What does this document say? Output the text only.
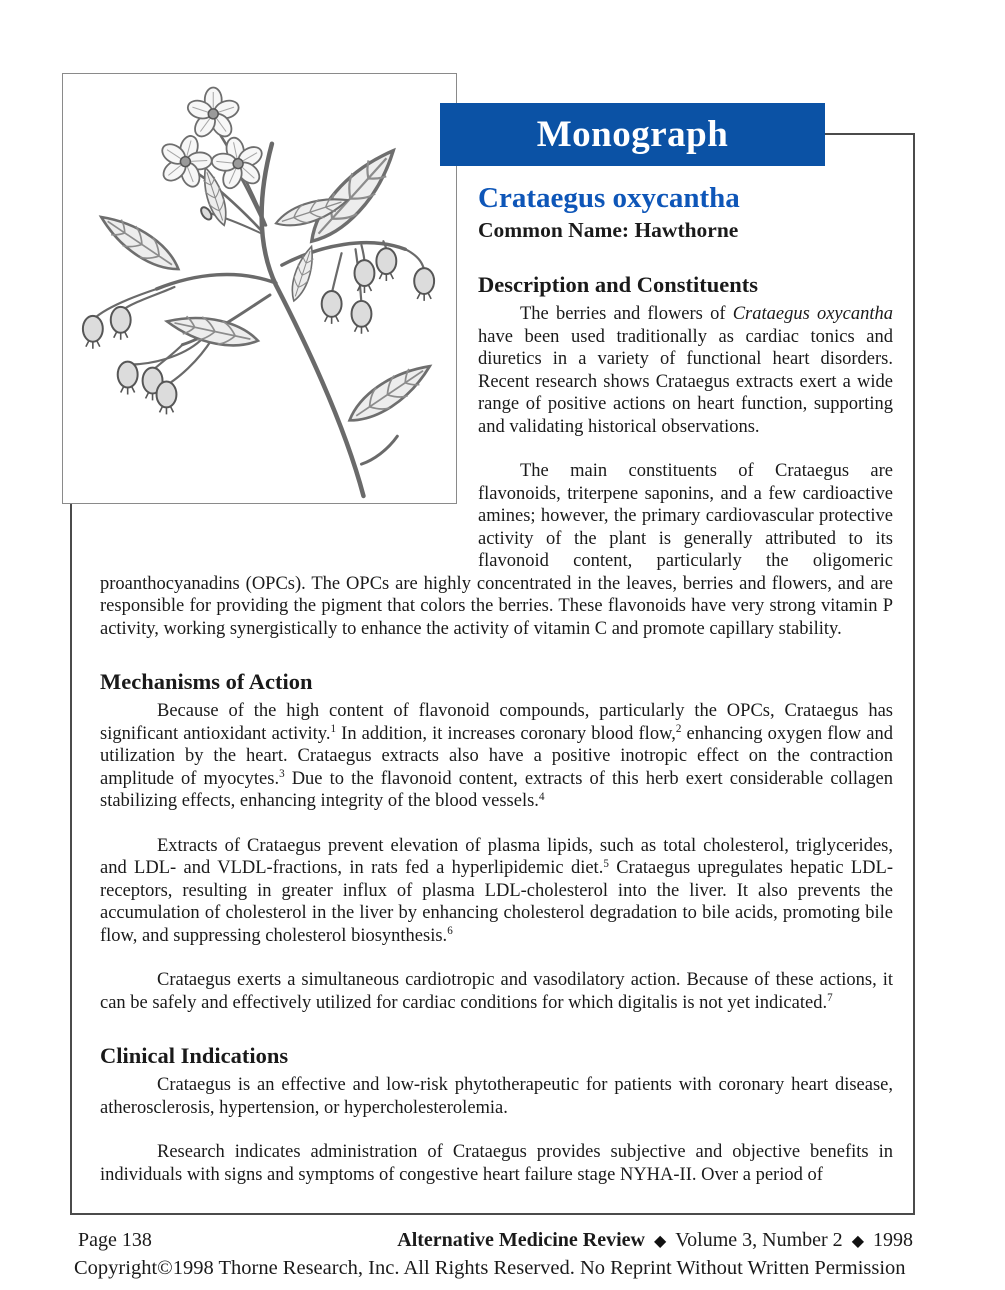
Monograph
Crataegus oxycantha
Common Name: Hawthorne
Description and Constituents

The berries and flowers of Crataegus oxycantha have been used traditionally as cardiac tonics and diuretics in a variety of functional heart disorders. Recent research shows Crataegus extracts exert a wide range of positive actions on heart function, supporting and validating historical observations.

The main constituents of Crataegus are flavonoids, triterpene saponins, and a few cardioactive amines; however, the primary cardiovascular protective activity of the plant is generally attributed to its flavonoid content, particularly the oligomeric proanthocyanadins (OPCs). The OPCs are highly concentrated in the leaves, berries and flowers, and are responsible for providing the pigment that colors the berries. These flavonoids have very strong vitamin P activity, working synergistically to enhance the activity of vitamin C and promote capillary stability.

Mechanisms of Action

Because of the high content of flavonoid compounds, particularly the OPCs, Crataegus has significant antioxidant activity.$^1$ In addition, it increases coronary blood flow,$^2$ enhancing oxygen flow and utilization by the heart. Crataegus extracts also have a positive inotropic effect on the contraction amplitude of myocytes.$^3$ Due to the flavonoid content, extracts of this herb exert considerable collagen stabilizing effects, enhancing integrity of the blood vessels.$^4$

Extracts of Crataegus prevent elevation of plasma lipids, such as total cholesterol, triglycerides, and LDL- and VLDL-fractions, in rats fed a hyperlipidemic diet.$^5$ Crataegus upregulates hepatic LDL-receptors, resulting in greater influx of plasma LDL-cholesterol into the liver. It also prevents the accumulation of cholesterol in the liver by enhancing cholesterol degradation to bile acids, promoting bile flow, and suppressing cholesterol biosynthesis.$^6$

Crataegus exerts a simultaneous cardiotropic and vasodilatory action. Because of these actions, it can be safely and effectively utilized for cardiac conditions for which digitalis is not yet indicated.$^7$

Clinical Indications

Crataegus is an effective and low-risk phytotherapeutic for patients with coronary heart disease, atherosclerosis, hypertension, or hypercholesterolemia.

Research indicates administration of Crataegus provides subjective and objective benefits in individuals with signs and symptoms of congestive heart failure stage NYHA-II. Over a period of

Page 138	Alternative Medicine Review ◆ Volume 3, Number 2 ◆ 1998
Copyright©1998 Thorne Research, Inc. All Rights Reserved. No Reprint Without Written Permission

*-*-*

▶ **TASK ITEM**: What lines above contain the string "also"? Copy all of them.

▶ **RESULT OF THIS TASK**:
Because of the high content of flavonoid compounds, particularly the OPCs, Crataegus has significant antioxidant activity.$^1$ In addition, it increases coronary blood flow,$^2$ enhancing oxygen flow and utilization by the heart. Crataegus extracts also have a positive inotropic effect on the contraction amplitude of myocytes.$^3$ Due to the flavonoid content, extracts of this herb exert considerable collagen stabilizing effects, enhancing integrity of the blood vessels.$^4$
Extracts of Crataegus prevent elevation of plasma lipids, such as total cholesterol, triglycerides, and LDL- and VLDL-fractions, in rats fed a hyperlipidemic diet.$^5$ Crataegus upregulates hepatic LDL-receptors, resulting in greater influx of plasma LDL-cholesterol into the liver. It also prevents the accumulation of cholesterol in the liver by enhancing cholesterol degradation to bile acids, promoting bile flow, and suppressing cholesterol biosynthesis.$^6$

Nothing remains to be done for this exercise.